◆ **WHAT IS NEEDED**: For each line below, write it out exactly as it appears.

◆ ◆ ◆ ◆ ◆ ◆ ◆

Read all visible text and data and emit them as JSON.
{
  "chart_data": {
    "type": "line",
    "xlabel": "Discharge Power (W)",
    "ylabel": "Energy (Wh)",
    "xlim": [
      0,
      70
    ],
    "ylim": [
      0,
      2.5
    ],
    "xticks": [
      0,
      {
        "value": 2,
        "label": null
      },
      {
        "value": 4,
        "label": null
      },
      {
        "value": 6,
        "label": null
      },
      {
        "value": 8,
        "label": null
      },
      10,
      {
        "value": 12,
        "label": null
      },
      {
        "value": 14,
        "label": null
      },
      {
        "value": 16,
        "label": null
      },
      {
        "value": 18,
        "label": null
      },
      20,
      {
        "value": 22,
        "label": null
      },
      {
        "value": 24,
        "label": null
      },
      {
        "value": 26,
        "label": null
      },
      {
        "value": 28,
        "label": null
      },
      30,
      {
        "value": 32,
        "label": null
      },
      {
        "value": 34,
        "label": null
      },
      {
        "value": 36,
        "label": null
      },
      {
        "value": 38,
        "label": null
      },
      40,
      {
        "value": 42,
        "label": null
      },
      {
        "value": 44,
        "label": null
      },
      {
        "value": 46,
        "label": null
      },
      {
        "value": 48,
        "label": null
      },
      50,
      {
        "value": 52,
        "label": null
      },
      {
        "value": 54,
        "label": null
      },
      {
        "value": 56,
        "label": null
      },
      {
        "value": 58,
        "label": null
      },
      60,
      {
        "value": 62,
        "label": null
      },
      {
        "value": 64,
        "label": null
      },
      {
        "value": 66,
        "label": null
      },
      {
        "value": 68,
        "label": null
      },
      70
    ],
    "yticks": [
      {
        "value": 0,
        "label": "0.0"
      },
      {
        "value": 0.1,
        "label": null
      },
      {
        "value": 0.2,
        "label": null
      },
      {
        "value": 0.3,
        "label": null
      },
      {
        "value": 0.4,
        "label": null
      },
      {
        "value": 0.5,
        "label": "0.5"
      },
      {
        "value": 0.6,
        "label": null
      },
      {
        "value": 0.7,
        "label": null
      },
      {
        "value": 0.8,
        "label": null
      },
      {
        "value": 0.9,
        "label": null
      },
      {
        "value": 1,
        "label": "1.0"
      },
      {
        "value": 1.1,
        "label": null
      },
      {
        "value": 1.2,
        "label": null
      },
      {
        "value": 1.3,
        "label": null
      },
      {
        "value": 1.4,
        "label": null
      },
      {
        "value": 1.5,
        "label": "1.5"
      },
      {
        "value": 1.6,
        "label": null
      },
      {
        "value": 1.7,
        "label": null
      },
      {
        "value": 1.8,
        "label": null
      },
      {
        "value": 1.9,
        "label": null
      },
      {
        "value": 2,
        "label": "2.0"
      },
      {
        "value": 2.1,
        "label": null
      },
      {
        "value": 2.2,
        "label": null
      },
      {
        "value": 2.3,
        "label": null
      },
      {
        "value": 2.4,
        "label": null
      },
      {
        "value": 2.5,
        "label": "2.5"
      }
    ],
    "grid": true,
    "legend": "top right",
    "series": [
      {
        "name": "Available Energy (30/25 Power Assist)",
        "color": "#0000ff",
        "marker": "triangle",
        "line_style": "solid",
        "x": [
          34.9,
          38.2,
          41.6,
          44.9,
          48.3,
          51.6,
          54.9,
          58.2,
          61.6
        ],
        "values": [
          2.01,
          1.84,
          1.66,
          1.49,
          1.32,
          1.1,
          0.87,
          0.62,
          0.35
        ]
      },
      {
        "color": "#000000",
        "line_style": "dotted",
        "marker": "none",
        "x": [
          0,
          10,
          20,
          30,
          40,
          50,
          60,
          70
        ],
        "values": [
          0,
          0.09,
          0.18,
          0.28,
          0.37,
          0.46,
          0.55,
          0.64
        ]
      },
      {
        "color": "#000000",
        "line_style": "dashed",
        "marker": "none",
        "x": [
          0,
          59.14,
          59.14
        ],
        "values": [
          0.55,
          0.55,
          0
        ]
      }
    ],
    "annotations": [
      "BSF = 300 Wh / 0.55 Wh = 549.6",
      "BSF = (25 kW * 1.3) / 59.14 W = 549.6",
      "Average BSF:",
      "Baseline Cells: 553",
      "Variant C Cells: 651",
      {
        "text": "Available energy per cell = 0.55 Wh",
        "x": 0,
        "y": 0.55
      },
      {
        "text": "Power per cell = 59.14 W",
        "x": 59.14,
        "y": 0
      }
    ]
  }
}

◆ ◆ ◆ ◆ ◆ ◆ ◆

◆ **ANSWER TO THE PROBLEM**:
Read all visible text and data and emit them as JSON.
{
  "chart_data": {
    "type": "line",
    "xlabel": "Discharge Power (W)",
    "ylabel": "Energy (Wh)",
    "xlim": [
      0,
      70
    ],
    "ylim": [
      0,
      2.5
    ],
    "xticks": [
      0,
      {
        "value": 2,
        "label": null
      },
      {
        "value": 4,
        "label": null
      },
      {
        "value": 6,
        "label": null
      },
      {
        "value": 8,
        "label": null
      },
      10,
      {
        "value": 12,
        "label": null
      },
      {
        "value": 14,
        "label": null
      },
      {
        "value": 16,
        "label": null
      },
      {
        "value": 18,
        "label": null
      },
      20,
      {
        "value": 22,
        "label": null
      },
      {
        "value": 24,
        "label": null
      },
      {
        "value": 26,
        "label": null
      },
      {
        "value": 28,
        "label": null
      },
      30,
      {
        "value": 32,
        "label": null
      },
      {
        "value": 34,
        "label": null
      },
      {
        "value": 36,
        "label": null
      },
      {
        "value": 38,
        "label": null
      },
      40,
      {
        "value": 42,
        "label": null
      },
      {
        "value": 44,
        "label": null
      },
      {
        "value": 46,
        "label": null
      },
      {
        "value": 48,
        "label": null
      },
      50,
      {
        "value": 52,
        "label": null
      },
      {
        "value": 54,
        "label": null
      },
      {
        "value": 56,
        "label": null
      },
      {
        "value": 58,
        "label": null
      },
      60,
      {
        "value": 62,
        "label": null
      },
      {
        "value": 64,
        "label": null
      },
      {
        "value": 66,
        "label": null
      },
      {
        "value": 68,
        "label": null
      },
      70
    ],
    "yticks": [
      {
        "value": 0,
        "label": "0.0"
      },
      {
        "value": 0.1,
        "label": null
      },
      {
        "value": 0.2,
        "label": null
      },
      {
        "value": 0.3,
        "label": null
      },
      {
        "value": 0.4,
        "label": null
      },
      {
        "value": 0.5,
        "label": "0.5"
      },
      {
        "value": 0.6,
        "label": null
      },
      {
        "value": 0.7,
        "label": null
      },
      {
        "value": 0.8,
        "label": null
      },
      {
        "value": 0.9,
        "label": null
      },
      {
        "value": 1,
        "label": "1.0"
      },
      {
        "value": 1.1,
        "label": null
      },
      {
        "value": 1.2,
        "label": null
      },
      {
        "value": 1.3,
        "label": null
      },
      {
        "value": 1.4,
        "label": null
      },
      {
        "value": 1.5,
        "label": "1.5"
      },
      {
        "value": 1.6,
        "label": null
      },
      {
        "value": 1.7,
        "label": null
      },
      {
        "value": 1.8,
        "label": null
      },
      {
        "value": 1.9,
        "label": null
      },
      {
        "value": 2,
        "label": "2.0"
      },
      {
        "value": 2.1,
        "label": null
      },
      {
        "value": 2.2,
        "label": null
      },
      {
        "value": 2.3,
        "label": null
      },
      {
        "value": 2.4,
        "label": null
      },
      {
        "value": 2.5,
        "label": "2.5"
      }
    ],
    "grid": true,
    "legend": "top right",
    "series": [
      {
        "name": "Available Energy (30/25 Power Assist)",
        "color": "#0000ff",
        "marker": "triangle",
        "line_style": "solid",
        "x": [
          34.9,
          38.2,
          41.6,
          44.9,
          48.3,
          51.6,
          54.9,
          58.2,
          61.6
        ],
        "values": [
          2.01,
          1.84,
          1.66,
          1.49,
          1.32,
          1.1,
          0.87,
          0.62,
          0.35
        ]
      },
      {
        "color": "#000000",
        "line_style": "dotted",
        "marker": "none",
        "x": [
          0,
          10,
          20,
          30,
          40,
          50,
          60,
          70
        ],
        "values": [
          0,
          0.09,
          0.18,
          0.28,
          0.37,
          0.46,
          0.55,
          0.64
        ]
      },
      {
        "color": "#000000",
        "line_style": "dashed",
        "marker": "none",
        "x": [
          0,
          59.14,
          59.14
        ],
        "values": [
          0.55,
          0.55,
          0
        ]
      }
    ],
    "annotations": [
      "BSF = 300 Wh / 0.55 Wh = 549.6",
      "BSF = (25 kW * 1.3) / 59.14 W = 549.6",
      "Average BSF:",
      "Baseline Cells: 553",
      "Variant C Cells: 651",
      {
        "text": "Available energy per cell = 0.55 Wh",
        "x": 0,
        "y": 0.55
      },
      {
        "text": "Power per cell = 59.14 W",
        "x": 59.14,
        "y": 0
      }
    ]
  }
}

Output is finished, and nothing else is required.